エントリの先頭行から「24, 746, 40]」を含む行までを、その行も含めて、「番号」と「内容」の2列からなるMarkdown表に書き換えよ。空行は除き、各行に行番号とその行の文字列を入れること。

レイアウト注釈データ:
* * * * *

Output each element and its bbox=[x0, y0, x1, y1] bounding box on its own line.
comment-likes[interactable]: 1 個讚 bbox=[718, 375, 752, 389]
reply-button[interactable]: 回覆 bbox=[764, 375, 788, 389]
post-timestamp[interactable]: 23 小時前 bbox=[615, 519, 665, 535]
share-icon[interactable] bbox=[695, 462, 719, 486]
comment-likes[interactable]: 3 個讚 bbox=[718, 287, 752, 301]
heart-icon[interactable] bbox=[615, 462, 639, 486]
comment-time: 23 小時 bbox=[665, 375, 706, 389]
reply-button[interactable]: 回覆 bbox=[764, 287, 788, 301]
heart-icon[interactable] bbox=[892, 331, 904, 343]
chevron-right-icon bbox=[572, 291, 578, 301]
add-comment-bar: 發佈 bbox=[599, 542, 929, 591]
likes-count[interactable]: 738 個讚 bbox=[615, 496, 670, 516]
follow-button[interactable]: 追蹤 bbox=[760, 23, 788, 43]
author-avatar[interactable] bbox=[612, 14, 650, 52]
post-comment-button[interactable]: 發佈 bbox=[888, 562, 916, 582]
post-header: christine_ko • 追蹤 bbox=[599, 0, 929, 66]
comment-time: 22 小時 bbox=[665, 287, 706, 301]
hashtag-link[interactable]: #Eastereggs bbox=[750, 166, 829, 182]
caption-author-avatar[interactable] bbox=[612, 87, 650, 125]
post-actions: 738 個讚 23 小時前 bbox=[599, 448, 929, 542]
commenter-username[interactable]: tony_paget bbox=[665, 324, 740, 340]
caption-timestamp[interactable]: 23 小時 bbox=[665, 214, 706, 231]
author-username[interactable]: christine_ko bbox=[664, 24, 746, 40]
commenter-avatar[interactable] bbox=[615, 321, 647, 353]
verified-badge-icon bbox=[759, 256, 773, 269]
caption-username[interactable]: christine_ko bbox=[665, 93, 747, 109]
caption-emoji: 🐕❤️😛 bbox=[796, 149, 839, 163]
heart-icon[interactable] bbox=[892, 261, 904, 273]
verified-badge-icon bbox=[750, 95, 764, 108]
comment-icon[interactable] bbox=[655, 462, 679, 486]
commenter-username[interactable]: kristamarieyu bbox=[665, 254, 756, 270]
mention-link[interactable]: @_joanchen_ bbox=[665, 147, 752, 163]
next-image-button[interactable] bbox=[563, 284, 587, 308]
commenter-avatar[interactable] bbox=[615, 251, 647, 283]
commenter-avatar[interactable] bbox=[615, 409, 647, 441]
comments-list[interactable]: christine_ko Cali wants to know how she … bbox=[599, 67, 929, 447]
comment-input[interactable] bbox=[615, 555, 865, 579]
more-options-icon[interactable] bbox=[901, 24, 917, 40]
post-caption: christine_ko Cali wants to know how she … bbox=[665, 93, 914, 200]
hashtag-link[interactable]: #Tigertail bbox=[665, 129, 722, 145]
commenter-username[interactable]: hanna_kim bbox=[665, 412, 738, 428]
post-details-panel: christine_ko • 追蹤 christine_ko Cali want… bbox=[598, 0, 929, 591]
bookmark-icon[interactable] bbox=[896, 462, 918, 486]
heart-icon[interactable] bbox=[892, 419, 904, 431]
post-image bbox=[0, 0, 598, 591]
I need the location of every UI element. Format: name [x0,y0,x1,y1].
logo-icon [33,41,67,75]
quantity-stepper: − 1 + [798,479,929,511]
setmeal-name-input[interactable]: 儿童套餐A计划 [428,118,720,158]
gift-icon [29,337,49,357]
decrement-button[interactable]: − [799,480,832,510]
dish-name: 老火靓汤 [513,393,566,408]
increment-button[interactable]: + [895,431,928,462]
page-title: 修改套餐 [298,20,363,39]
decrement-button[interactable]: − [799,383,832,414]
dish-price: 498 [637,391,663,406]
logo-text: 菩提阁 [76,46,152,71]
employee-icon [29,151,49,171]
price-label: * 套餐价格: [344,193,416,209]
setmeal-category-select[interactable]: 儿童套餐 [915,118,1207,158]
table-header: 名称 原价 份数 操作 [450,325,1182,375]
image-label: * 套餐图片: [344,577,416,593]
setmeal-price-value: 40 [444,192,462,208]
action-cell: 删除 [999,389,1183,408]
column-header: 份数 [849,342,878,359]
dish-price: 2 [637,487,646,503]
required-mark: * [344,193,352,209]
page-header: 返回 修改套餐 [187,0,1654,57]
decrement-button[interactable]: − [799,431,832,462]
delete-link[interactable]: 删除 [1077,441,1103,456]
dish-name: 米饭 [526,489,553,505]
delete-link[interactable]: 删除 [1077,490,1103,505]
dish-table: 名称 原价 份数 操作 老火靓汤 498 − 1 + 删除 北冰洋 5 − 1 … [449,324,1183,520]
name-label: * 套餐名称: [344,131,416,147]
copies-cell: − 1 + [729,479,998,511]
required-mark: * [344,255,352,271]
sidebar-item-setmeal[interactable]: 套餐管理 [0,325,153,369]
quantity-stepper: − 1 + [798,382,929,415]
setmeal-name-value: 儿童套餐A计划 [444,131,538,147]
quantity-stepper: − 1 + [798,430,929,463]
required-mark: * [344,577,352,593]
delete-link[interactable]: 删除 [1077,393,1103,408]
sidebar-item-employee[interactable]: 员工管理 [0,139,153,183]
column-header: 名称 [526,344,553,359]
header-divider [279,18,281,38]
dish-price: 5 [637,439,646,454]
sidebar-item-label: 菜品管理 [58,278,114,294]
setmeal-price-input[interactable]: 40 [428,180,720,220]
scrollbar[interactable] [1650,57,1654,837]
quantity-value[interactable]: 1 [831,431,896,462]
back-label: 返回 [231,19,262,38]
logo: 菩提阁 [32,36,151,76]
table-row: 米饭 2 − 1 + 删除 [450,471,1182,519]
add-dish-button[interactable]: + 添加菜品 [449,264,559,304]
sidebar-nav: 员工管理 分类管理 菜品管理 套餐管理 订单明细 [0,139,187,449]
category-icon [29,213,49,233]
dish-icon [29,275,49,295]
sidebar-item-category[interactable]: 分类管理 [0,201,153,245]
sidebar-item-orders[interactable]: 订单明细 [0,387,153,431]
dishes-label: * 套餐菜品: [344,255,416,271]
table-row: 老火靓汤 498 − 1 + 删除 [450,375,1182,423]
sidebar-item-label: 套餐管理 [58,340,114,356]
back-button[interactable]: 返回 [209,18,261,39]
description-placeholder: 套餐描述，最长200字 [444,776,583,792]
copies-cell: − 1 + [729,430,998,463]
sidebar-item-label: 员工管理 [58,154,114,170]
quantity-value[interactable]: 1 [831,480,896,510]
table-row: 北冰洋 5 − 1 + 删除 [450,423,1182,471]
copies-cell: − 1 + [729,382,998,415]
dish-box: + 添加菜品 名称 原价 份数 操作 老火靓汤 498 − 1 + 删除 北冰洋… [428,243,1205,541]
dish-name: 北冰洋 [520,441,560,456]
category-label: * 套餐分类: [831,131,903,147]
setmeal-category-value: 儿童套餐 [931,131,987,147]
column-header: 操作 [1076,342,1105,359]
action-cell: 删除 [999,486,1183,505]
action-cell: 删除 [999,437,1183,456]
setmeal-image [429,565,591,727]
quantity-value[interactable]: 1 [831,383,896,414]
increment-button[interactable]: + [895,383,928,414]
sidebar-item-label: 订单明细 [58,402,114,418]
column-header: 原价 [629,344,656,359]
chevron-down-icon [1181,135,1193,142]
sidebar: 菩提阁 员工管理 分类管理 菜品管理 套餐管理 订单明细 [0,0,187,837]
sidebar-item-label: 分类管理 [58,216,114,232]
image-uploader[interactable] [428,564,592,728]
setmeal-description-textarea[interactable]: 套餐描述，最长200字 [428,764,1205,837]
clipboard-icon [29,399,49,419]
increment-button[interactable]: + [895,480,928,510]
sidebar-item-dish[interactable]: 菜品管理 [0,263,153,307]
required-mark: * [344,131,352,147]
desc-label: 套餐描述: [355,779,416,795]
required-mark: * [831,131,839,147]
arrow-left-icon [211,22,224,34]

* * * * *

解答:
| 番号 | 内容 |
|---|---|
| 1 | Output each element and its bbox=[x0, y0, x1, y1] bounding box on its own line. |
| 2 | comment-likes[interactable]: 1 個讚 bbox=[718, 375, 752, 389] |
| 3 | reply-button[interactable]: 回覆 bbox=[764, 375, 788, 389] |
| 4 | post-timestamp[interactable]: 23 小時前 bbox=[615, 519, 665, 535] |
| 5 | share-icon[interactable] bbox=[695, 462, 719, 486] |
| 6 | comment-likes[interactable]: 3 個讚 bbox=[718, 287, 752, 301] |
| 7 | heart-icon[interactable] bbox=[615, 462, 639, 486] |
| 8 | comment-time: 23 小時 bbox=[665, 375, 706, 389] |
| 9 | reply-button[interactable]: 回覆 bbox=[764, 287, 788, 301] |
| 10 | heart-icon[interactable] bbox=[892, 331, 904, 343] |
| 11 | chevron-right-icon bbox=[572, 291, 578, 301] |
| 12 | add-comment-bar: 發佈 bbox=[599, 542, 929, 591] |
| 13 | likes-count[interactable]: 738 個讚 bbox=[615, 496, 670, 516] |
| 14 | follow-button[interactable]: 追蹤 bbox=[760, 23, 788, 43] |
| 15 | author-avatar[interactable] bbox=[612, 14, 650, 52] |
| 16 | post-comment-button[interactable]: 發佈 bbox=[888, 562, 916, 582] |
| 17 | post-header: christine_ko • 追蹤 bbox=[599, 0, 929, 66] |
| 18 | comment-time: 22 小時 bbox=[665, 287, 706, 301] |
| 19 | hashtag-link[interactable]: #Eastereggs bbox=[750, 166, 829, 182] |
| 20 | caption-author-avatar[interactable] bbox=[612, 87, 650, 125] |
| 21 | post-actions: 738 個讚 23 小時前 bbox=[599, 448, 929, 542] |
| 22 | commenter-username[interactable]: tony_paget bbox=[665, 324, 740, 340] |
| 23 | caption-timestamp[interactable]: 23 小時 bbox=[665, 214, 706, 231] |
| 24 | author-username[interactable]: christine_ko bbox=[664, 24, 746, 40] |